*** Source records ***

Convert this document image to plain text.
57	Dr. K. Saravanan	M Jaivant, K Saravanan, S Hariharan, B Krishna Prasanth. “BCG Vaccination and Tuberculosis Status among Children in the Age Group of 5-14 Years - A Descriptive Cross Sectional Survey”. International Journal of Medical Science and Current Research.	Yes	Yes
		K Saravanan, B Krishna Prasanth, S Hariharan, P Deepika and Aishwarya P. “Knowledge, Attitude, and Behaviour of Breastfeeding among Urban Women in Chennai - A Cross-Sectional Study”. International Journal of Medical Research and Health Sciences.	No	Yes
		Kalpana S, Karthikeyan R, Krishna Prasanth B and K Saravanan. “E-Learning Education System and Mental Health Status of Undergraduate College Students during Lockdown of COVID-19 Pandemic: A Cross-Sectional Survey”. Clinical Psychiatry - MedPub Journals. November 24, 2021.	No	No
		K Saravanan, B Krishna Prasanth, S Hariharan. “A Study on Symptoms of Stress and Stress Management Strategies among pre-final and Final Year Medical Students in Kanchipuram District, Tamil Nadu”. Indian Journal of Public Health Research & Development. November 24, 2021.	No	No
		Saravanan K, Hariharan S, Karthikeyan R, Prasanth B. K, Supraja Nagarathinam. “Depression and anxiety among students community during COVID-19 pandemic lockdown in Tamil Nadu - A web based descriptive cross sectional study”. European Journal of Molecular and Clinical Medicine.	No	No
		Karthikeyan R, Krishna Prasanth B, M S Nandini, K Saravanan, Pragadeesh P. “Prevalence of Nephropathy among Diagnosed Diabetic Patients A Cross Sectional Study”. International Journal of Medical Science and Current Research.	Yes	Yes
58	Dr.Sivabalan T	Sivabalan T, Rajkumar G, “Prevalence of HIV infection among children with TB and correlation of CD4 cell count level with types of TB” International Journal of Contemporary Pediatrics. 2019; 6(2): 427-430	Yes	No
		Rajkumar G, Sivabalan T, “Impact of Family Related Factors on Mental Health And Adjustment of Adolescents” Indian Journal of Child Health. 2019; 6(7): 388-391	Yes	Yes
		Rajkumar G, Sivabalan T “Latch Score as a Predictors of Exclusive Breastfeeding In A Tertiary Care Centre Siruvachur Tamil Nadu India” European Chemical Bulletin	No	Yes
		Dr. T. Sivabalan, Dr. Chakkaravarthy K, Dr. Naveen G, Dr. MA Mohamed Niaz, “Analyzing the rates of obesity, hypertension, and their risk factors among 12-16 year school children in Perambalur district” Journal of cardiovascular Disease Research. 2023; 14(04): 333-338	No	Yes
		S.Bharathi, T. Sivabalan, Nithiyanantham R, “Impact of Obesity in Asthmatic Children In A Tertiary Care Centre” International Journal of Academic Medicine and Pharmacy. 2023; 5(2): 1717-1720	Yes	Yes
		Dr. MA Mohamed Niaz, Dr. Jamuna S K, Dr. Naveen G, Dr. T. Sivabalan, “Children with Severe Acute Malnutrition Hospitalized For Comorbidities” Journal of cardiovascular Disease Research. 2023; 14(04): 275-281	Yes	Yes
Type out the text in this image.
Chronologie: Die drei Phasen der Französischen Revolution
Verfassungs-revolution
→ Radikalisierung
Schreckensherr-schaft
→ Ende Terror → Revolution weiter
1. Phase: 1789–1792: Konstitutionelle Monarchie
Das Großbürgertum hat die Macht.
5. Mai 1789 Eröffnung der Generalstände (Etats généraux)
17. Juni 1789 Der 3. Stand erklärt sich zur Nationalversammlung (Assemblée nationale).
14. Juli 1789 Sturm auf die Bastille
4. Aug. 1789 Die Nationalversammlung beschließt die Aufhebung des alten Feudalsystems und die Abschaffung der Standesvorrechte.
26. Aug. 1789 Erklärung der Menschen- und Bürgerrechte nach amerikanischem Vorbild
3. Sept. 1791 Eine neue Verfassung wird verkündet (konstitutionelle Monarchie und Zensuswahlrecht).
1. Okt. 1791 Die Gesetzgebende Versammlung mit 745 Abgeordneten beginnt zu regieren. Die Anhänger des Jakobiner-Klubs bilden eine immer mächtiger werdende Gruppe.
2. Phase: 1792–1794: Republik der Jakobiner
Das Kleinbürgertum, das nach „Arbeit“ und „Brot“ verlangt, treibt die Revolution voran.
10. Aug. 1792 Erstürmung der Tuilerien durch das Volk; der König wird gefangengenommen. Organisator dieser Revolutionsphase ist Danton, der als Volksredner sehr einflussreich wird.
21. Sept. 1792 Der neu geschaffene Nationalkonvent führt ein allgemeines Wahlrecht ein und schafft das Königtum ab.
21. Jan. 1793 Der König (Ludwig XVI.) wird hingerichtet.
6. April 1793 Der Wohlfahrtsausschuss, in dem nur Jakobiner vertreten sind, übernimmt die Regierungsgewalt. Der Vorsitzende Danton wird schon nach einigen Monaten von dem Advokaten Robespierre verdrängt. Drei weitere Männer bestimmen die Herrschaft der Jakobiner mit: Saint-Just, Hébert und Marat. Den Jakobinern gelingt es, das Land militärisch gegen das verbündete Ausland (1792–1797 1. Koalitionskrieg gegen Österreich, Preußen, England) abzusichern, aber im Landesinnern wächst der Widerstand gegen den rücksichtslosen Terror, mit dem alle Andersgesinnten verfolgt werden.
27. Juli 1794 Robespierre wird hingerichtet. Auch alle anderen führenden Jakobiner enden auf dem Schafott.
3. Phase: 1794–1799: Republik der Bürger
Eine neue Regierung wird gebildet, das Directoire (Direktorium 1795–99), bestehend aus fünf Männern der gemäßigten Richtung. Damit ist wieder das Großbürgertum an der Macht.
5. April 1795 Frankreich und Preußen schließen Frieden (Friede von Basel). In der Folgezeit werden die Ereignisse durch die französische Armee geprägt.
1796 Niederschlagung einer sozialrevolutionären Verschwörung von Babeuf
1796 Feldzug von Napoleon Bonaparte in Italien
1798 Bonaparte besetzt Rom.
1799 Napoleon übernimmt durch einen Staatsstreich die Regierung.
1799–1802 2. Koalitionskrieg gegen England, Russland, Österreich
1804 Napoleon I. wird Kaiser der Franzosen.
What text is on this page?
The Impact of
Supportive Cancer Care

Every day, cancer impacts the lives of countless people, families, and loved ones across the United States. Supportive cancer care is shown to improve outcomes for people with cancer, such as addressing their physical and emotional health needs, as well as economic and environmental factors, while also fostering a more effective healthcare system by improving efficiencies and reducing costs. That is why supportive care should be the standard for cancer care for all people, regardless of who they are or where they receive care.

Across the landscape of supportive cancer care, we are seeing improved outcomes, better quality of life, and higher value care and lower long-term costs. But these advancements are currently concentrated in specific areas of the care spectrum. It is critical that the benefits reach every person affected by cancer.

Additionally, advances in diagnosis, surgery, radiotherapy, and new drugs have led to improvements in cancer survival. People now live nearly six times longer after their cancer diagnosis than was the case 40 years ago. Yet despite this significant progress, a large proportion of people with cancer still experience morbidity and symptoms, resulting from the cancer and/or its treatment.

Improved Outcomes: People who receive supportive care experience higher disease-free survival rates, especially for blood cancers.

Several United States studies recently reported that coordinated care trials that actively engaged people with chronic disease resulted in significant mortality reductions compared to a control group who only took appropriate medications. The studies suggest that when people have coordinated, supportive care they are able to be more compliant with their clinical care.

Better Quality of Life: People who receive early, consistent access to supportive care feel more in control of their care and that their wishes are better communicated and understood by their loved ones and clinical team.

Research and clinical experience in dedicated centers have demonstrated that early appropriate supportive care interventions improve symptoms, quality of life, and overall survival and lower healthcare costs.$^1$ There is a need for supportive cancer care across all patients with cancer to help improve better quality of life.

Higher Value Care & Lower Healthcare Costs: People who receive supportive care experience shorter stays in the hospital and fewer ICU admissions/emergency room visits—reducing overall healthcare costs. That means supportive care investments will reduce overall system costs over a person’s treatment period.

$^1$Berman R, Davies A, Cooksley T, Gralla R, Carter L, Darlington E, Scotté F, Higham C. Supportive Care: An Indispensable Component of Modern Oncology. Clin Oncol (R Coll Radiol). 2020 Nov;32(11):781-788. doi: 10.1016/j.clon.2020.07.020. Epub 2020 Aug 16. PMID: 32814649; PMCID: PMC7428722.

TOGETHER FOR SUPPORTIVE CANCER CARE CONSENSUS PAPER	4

*** End of Source records ***

▶ Exercise objective
Collect every line above that contains the word "Nationalversammlung".

▶ Response to the exercise
17. Juni 1789 Der 3. Stand erklärt sich zur Nationalversammlung (Assemblée nationale).
4. Aug. 1789 Die Nationalversammlung beschließt die Aufhebung des alten Feudalsystems und die Abschaffung der Standesvorrechte.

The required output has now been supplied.